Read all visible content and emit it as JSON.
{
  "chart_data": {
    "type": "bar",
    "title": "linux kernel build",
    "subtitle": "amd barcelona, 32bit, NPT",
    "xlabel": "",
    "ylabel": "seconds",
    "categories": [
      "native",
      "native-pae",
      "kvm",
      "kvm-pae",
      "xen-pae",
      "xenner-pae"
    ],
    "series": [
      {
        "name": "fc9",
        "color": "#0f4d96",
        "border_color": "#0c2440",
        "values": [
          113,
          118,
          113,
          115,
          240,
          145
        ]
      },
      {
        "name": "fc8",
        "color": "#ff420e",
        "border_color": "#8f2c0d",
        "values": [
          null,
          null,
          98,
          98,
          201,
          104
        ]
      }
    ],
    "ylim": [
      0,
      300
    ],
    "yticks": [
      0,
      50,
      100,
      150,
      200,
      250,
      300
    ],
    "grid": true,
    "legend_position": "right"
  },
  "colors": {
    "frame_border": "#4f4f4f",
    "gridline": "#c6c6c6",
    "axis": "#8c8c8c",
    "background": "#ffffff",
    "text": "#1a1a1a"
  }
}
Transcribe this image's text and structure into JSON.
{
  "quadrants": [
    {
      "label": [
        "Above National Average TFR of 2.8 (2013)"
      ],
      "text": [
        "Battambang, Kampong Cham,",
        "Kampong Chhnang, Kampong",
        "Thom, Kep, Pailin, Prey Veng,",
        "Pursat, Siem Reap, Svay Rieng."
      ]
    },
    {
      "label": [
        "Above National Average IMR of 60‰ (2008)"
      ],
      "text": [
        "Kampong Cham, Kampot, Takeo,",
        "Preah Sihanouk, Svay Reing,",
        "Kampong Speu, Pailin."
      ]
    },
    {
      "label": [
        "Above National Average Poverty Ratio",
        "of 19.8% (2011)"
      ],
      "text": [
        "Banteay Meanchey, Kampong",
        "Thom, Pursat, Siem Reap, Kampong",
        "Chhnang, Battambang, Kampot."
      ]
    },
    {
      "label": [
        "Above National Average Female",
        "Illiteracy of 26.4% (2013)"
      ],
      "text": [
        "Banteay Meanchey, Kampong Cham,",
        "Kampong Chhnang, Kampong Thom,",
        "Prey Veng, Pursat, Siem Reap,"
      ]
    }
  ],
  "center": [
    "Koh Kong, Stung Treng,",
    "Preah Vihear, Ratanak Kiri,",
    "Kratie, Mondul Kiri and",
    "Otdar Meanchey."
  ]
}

Given problem ->
Write out the entries above word for word.

Solution to the problem ->
Read all visible content and emit it as JSON.
{
  "chart_data": {
    "type": "bar",
    "title": "linux kernel build",
    "subtitle": "amd barcelona, 32bit, NPT",
    "xlabel": "",
    "ylabel": "seconds",
    "categories": [
      "native",
      "native-pae",
      "kvm",
      "kvm-pae",
      "xen-pae",
      "xenner-pae"
    ],
    "series": [
      {
        "name": "fc9",
        "color": "#0f4d96",
        "border_color": "#0c2440",
        "values": [
          113,
          118,
          113,
          115,
          240,
          145
        ]
      },
      {
        "name": "fc8",
        "color": "#ff420e",
        "border_color": "#8f2c0d",
        "values": [
          null,
          null,
          98,
          98,
          201,
          104
        ]
      }
    ],
    "ylim": [
      0,
      300
    ],
    "yticks": [
      0,
      50,
      100,
      150,
      200,
      250,
      300
    ],
    "grid": true,
    "legend_position": "right"
  },
  "colors": {
    "frame_border": "#4f4f4f",
    "gridline": "#c6c6c6",
    "axis": "#8c8c8c",
    "background": "#ffffff",
    "text": "#1a1a1a"
  }
}
Transcribe this image's text and structure into JSON.
{
  "quadrants": [
    {
      "label": [
        "Above National Average TFR of 2.8 (2013)"
      ],
      "text": [
        "Battambang, Kampong Cham,",
        "Kampong Chhnang, Kampong",
        "Thom, Kep, Pailin, Prey Veng,",
        "Pursat, Siem Reap, Svay Rieng."
      ]
    },
    {
      "label": [
        "Above National Average IMR of 60‰ (2008)"
      ],
      "text": [
        "Kampong Cham, Kampot, Takeo,",
        "Preah Sihanouk, Svay Reing,",
        "Kampong Speu, Pailin."
      ]
    },
    {
      "label": [
        "Above National Average Poverty Ratio",
        "of 19.8% (2011)"
      ],
      "text": [
        "Banteay Meanchey, Kampong",
        "Thom, Pursat, Siem Reap, Kampong",
        "Chhnang, Battambang, Kampot."
      ]
    },
    {
      "label": [
        "Above National Average Female",
        "Illiteracy of 26.4% (2013)"
      ],
      "text": [
        "Banteay Meanchey, Kampong Cham,",
        "Kampong Chhnang, Kampong Thom,",
        "Prey Veng, Pursat, Siem Reap,"
      ]
    }
  ],
  "center": [
    "Koh Kong, Stung Treng,",
    "Preah Vihear, Ratanak Kiri,",
    "Kratie, Mondul Kiri and",
    "Otdar Meanchey."
  ]
}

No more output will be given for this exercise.